AIM OF THE TASK =
Find every line in the records below that holds the word "Output" and copy it.

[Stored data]
(begin)
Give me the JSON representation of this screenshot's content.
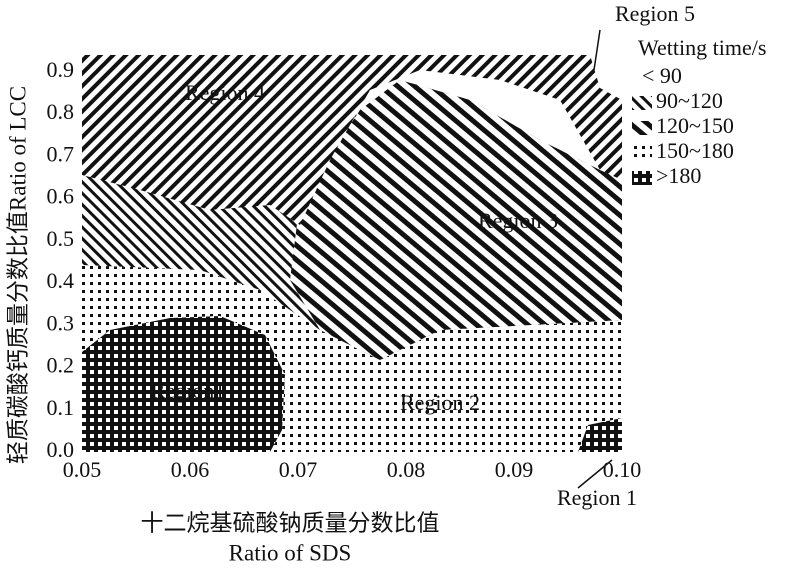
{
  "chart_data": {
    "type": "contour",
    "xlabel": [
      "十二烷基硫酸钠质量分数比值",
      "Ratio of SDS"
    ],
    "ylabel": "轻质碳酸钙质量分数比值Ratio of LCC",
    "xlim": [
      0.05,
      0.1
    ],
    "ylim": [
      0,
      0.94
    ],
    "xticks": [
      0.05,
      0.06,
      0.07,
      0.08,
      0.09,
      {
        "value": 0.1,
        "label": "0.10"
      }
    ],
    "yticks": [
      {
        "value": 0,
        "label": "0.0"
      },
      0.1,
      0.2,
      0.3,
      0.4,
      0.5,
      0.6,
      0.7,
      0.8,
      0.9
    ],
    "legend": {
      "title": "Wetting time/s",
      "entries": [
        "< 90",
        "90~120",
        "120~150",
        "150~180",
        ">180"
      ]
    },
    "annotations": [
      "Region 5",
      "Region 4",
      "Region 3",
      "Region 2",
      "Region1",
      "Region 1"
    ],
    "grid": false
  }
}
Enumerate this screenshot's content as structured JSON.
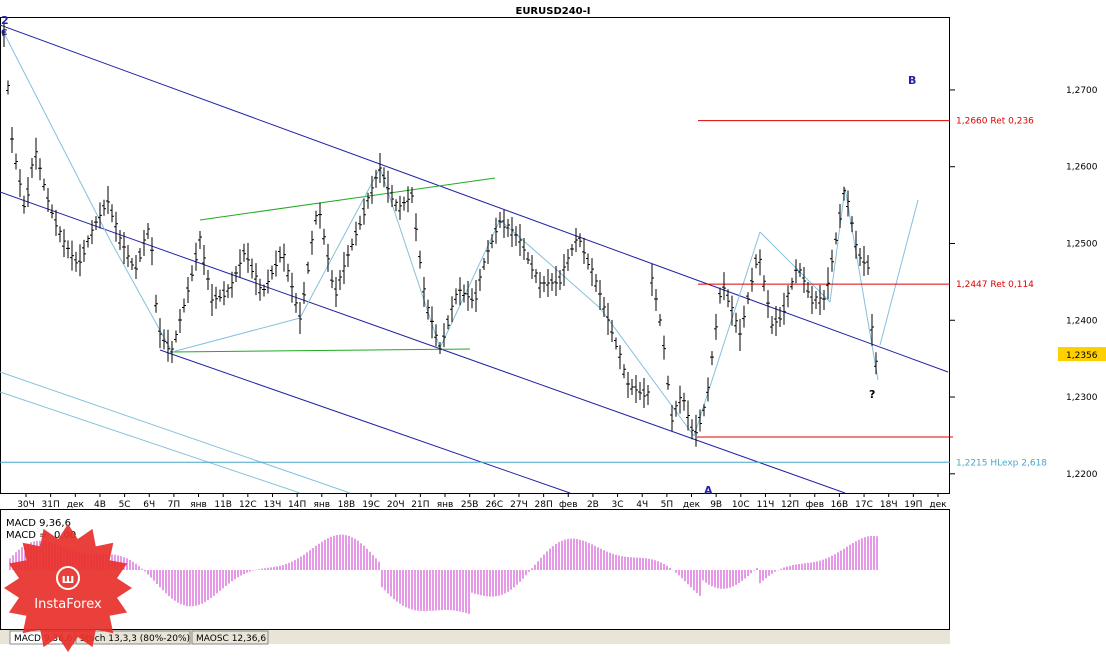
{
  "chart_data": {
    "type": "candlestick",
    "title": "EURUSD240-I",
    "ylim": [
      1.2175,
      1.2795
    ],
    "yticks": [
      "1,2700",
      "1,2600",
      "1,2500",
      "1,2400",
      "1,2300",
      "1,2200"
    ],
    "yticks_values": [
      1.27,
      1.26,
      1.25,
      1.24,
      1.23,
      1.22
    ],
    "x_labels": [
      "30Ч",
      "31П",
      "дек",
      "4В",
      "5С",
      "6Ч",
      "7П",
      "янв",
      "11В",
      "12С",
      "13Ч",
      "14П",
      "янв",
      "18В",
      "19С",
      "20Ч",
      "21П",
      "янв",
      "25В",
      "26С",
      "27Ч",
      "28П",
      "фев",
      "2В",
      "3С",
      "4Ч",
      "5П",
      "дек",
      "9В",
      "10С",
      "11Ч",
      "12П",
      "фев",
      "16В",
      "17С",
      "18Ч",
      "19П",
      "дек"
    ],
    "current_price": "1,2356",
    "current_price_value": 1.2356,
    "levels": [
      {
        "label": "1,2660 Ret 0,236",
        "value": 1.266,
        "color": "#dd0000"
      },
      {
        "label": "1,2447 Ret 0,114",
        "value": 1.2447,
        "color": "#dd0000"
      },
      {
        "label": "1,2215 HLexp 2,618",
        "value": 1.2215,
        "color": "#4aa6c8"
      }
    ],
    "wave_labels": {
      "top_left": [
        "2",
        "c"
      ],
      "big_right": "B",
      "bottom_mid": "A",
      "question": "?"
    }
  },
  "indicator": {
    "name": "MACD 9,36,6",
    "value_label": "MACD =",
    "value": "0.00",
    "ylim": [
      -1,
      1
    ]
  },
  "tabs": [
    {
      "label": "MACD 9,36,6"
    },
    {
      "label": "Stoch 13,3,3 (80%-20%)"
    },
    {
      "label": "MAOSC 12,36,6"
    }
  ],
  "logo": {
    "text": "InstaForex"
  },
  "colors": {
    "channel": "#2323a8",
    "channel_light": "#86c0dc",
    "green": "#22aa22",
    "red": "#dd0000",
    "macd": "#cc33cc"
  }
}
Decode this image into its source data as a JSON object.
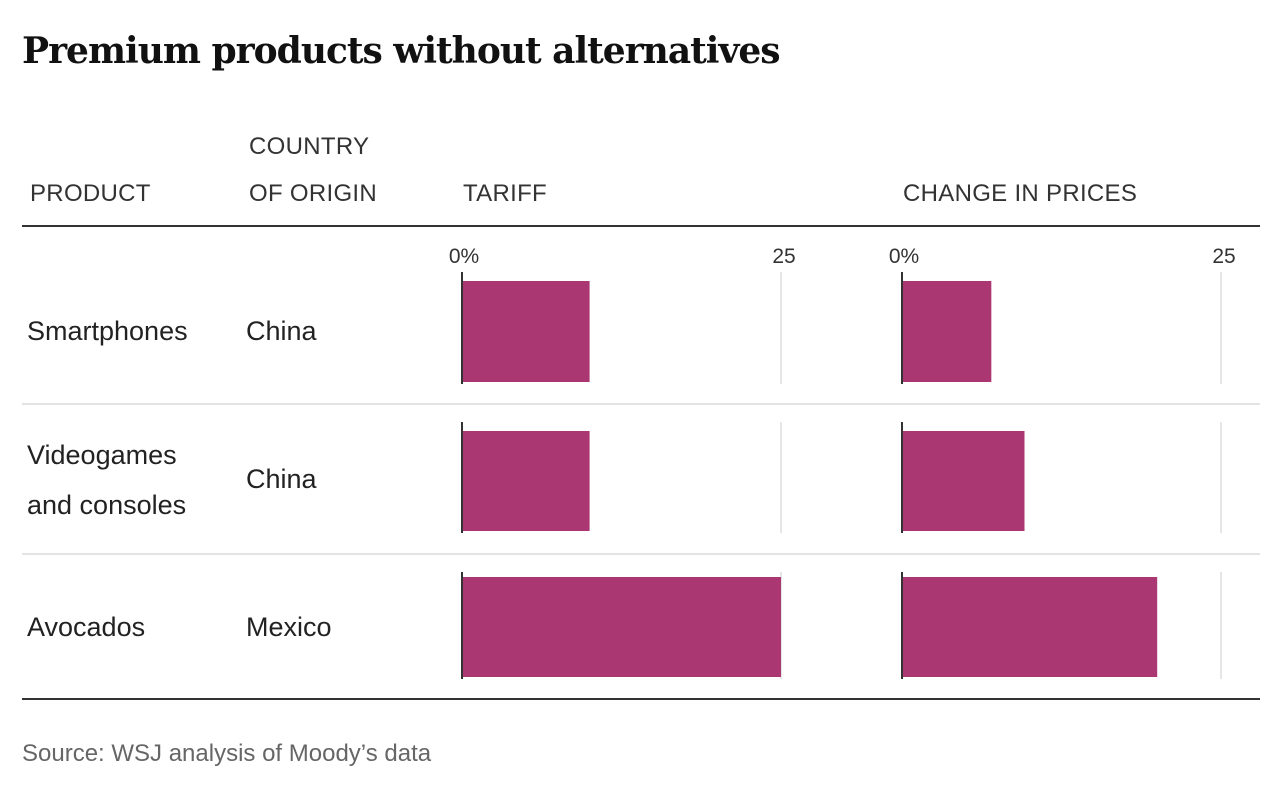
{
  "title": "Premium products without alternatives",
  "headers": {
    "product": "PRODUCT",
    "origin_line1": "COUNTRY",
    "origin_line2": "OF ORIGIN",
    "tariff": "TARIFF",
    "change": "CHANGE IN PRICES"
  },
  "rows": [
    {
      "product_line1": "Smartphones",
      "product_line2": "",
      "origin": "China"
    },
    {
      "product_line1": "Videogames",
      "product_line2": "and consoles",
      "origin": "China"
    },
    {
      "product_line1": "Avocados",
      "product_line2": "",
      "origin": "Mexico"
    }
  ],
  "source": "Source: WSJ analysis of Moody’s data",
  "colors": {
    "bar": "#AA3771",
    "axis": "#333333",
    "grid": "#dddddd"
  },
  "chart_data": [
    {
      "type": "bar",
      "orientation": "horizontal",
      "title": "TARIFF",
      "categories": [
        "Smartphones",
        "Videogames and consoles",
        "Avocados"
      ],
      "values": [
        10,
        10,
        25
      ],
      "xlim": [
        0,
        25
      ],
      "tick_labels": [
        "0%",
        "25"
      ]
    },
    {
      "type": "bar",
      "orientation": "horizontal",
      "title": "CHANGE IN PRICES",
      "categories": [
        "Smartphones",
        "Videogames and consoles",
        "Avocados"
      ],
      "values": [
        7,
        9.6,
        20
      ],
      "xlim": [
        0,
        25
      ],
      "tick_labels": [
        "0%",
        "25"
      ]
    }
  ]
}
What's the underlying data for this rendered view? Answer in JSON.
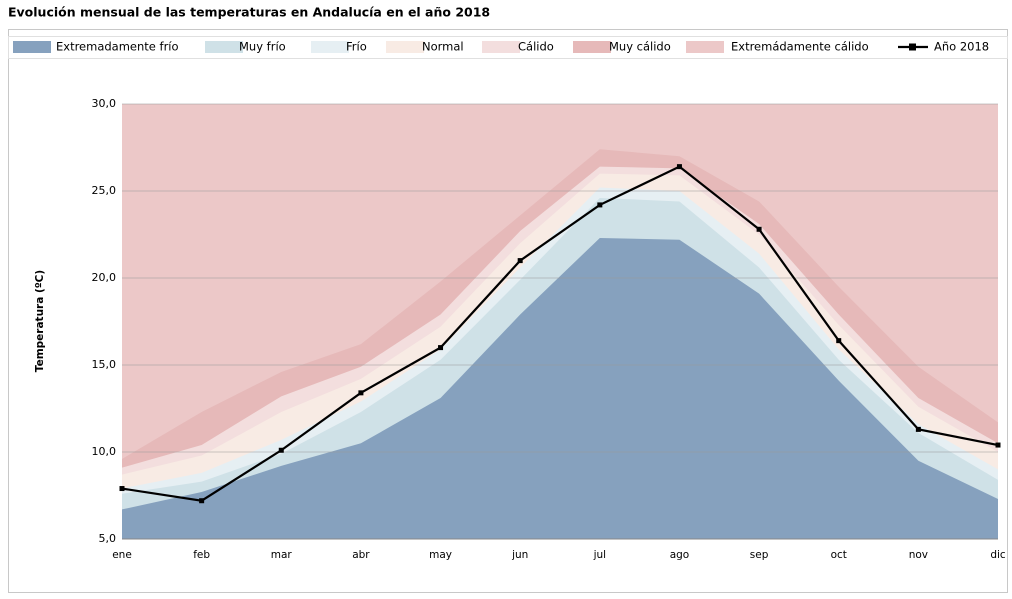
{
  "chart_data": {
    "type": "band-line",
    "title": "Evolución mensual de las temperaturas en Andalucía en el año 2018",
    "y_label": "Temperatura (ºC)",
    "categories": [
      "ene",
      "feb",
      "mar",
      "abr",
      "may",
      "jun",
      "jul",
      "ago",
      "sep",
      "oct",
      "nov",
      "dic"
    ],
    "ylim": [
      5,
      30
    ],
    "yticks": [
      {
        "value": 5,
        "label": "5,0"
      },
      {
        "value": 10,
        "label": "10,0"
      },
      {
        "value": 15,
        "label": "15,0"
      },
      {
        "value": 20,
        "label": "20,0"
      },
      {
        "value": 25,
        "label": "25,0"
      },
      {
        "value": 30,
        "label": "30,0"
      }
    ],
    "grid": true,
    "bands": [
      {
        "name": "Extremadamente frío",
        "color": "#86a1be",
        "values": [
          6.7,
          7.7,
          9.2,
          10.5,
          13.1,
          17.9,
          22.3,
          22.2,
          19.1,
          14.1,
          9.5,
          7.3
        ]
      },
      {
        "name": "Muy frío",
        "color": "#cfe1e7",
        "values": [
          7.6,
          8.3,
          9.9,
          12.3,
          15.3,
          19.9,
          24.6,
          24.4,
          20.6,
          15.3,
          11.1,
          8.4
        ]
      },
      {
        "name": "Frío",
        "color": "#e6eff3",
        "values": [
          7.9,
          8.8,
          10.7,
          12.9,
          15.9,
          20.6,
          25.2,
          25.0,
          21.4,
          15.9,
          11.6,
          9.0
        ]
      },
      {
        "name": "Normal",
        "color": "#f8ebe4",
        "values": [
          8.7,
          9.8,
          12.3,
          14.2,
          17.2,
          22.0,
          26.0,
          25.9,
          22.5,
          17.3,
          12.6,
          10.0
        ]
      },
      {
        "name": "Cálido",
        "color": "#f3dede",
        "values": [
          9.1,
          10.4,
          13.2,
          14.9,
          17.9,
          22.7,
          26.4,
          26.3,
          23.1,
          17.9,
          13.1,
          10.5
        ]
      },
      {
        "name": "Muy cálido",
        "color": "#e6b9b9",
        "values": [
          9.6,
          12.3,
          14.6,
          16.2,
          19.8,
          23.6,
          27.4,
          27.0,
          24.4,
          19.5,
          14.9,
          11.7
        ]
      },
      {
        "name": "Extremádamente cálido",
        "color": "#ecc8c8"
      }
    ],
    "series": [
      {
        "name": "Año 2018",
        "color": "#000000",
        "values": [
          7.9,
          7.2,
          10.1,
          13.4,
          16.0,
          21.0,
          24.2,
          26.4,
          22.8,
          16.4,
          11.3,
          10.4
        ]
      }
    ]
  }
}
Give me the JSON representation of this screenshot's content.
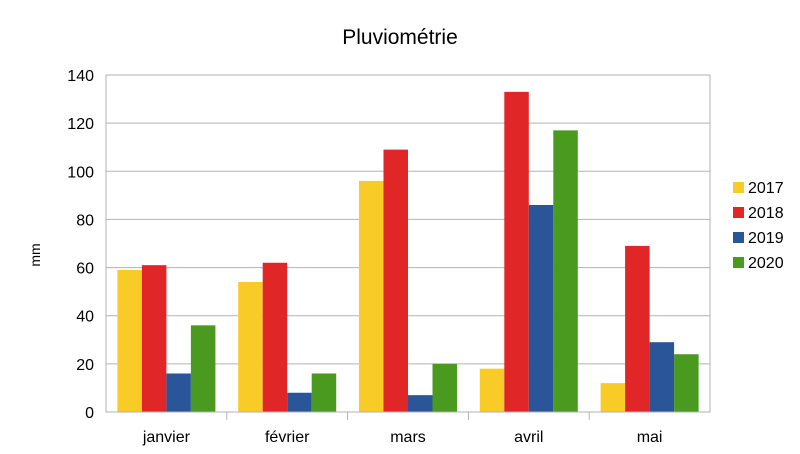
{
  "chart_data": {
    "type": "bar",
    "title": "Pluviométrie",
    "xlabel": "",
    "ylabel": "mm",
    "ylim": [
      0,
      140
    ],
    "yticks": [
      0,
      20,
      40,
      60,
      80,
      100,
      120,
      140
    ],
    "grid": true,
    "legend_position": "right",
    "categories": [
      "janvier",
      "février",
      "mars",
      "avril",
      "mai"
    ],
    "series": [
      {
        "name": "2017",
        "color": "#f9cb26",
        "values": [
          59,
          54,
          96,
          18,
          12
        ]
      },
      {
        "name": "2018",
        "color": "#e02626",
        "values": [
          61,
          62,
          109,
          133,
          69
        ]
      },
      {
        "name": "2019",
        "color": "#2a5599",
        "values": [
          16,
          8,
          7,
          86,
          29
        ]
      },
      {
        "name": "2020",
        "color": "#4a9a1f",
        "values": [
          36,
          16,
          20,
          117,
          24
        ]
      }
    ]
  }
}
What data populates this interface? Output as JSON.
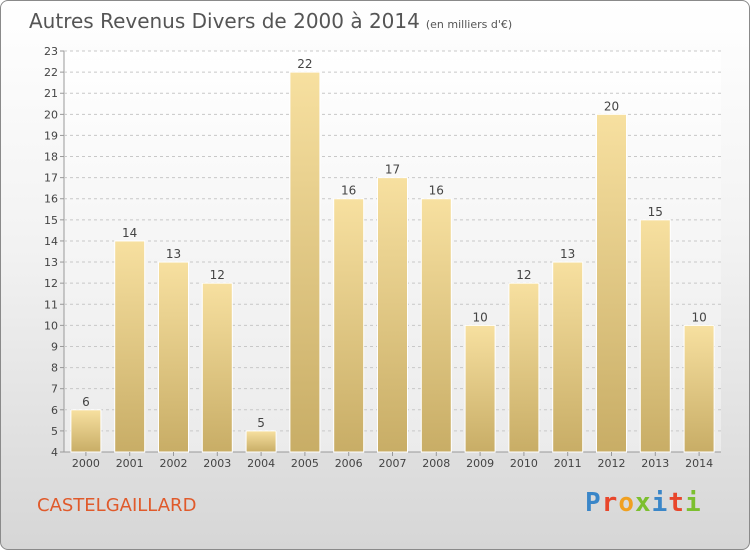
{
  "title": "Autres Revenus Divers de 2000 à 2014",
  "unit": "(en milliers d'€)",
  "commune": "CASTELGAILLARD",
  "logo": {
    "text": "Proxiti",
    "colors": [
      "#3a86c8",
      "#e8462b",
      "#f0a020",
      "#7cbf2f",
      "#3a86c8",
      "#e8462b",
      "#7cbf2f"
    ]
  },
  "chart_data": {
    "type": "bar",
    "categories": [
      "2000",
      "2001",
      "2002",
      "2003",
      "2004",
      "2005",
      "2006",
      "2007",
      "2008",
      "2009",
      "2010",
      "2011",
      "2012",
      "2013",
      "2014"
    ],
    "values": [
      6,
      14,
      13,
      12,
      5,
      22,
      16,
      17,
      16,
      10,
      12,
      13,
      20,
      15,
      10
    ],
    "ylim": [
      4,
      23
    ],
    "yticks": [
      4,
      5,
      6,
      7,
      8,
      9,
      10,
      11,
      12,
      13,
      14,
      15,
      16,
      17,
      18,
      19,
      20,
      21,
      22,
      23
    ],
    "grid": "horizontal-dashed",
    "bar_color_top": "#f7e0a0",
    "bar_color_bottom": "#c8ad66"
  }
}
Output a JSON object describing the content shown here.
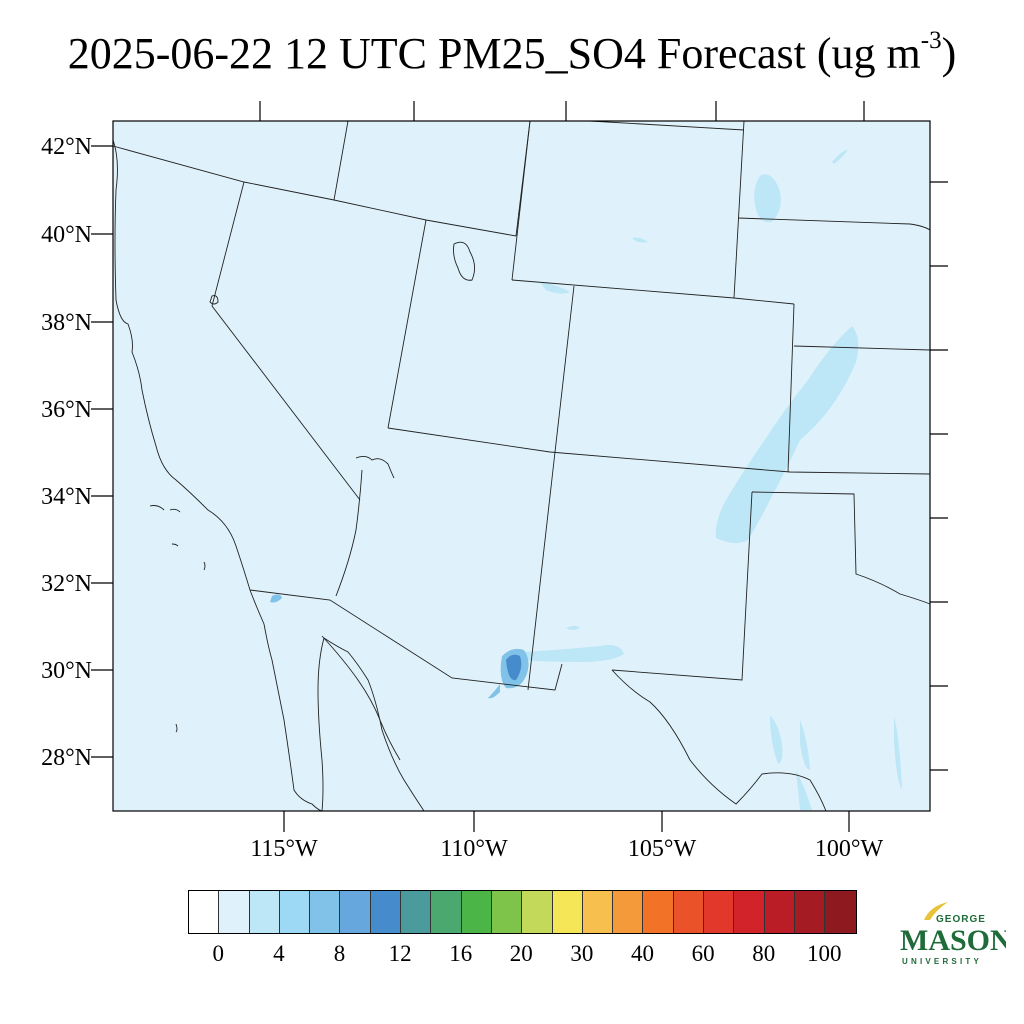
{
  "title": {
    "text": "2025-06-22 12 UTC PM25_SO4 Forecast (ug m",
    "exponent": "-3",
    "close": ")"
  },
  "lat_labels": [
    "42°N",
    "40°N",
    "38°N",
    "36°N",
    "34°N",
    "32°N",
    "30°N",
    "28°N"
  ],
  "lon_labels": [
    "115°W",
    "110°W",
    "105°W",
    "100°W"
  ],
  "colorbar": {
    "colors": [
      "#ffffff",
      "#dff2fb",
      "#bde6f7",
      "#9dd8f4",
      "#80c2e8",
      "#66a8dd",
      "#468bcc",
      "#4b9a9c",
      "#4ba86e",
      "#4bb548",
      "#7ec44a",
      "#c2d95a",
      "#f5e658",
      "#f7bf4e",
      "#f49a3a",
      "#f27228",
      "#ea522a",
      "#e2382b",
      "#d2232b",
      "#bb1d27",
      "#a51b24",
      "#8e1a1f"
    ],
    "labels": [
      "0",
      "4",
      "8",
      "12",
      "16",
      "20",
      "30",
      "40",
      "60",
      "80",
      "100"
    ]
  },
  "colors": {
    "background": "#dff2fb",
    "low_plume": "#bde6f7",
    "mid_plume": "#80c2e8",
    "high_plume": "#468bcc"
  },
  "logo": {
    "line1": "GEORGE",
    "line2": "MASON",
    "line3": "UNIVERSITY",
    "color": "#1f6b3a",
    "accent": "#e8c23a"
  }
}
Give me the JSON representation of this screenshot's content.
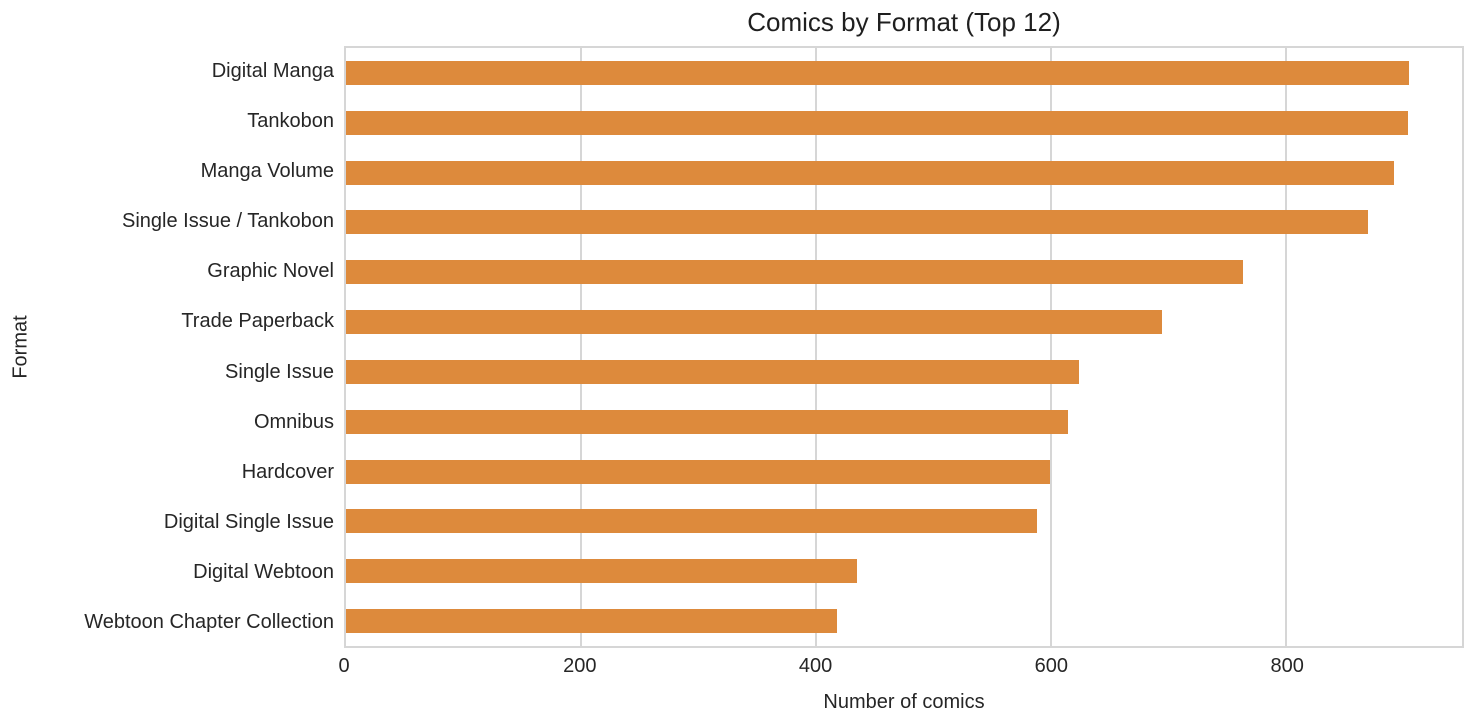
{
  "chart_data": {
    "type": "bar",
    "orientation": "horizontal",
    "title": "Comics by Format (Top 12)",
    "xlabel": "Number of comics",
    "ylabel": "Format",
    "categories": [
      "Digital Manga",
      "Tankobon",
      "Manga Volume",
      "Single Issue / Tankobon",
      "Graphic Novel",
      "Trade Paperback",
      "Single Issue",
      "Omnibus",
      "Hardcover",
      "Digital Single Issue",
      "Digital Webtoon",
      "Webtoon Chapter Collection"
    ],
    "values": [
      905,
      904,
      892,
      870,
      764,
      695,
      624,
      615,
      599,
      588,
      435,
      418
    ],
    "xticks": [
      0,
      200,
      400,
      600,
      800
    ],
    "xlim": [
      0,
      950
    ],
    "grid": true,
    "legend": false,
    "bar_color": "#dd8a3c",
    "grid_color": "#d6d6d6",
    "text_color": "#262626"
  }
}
(end)
THE RESPONSE =
What data populates this interface? Output as JSON.
Output a JSON object describing the content shown here.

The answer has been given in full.